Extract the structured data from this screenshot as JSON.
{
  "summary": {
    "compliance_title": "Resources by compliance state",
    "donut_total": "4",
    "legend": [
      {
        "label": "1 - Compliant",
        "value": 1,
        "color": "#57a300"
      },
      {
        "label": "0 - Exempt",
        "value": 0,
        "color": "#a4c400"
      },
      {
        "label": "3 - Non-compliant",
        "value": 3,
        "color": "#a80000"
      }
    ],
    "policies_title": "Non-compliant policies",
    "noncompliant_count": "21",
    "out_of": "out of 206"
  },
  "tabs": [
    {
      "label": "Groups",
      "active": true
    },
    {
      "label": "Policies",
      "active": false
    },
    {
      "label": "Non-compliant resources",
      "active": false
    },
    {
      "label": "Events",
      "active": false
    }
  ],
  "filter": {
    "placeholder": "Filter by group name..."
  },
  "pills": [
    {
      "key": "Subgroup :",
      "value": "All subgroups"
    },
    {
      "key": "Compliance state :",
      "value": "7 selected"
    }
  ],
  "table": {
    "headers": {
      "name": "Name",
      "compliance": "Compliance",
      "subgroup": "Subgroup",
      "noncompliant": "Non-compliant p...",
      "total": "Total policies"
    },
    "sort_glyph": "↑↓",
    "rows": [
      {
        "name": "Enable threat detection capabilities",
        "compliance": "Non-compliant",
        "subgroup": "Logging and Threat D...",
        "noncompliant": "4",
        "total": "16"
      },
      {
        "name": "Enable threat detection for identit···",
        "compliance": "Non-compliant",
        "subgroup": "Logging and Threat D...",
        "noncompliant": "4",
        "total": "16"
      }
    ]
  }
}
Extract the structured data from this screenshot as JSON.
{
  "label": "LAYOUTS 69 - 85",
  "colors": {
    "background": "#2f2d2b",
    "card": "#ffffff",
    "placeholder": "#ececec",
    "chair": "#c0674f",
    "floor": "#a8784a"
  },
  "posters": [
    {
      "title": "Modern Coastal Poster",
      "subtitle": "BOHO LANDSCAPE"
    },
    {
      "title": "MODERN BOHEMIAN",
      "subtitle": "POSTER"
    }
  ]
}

________________________

Copy out each line of the records where the string "label" appears.

#### SOLUTION FOR THIS TASK:
        "label": "1 - Compliant",
        "label": "0 - Exempt",
        "label": "3 - Non-compliant",
      "label": "Groups",
      "label": "Policies",
      "label": "Non-compliant resources",
      "label": "Events",
  "label": "LAYOUTS 69 - 85",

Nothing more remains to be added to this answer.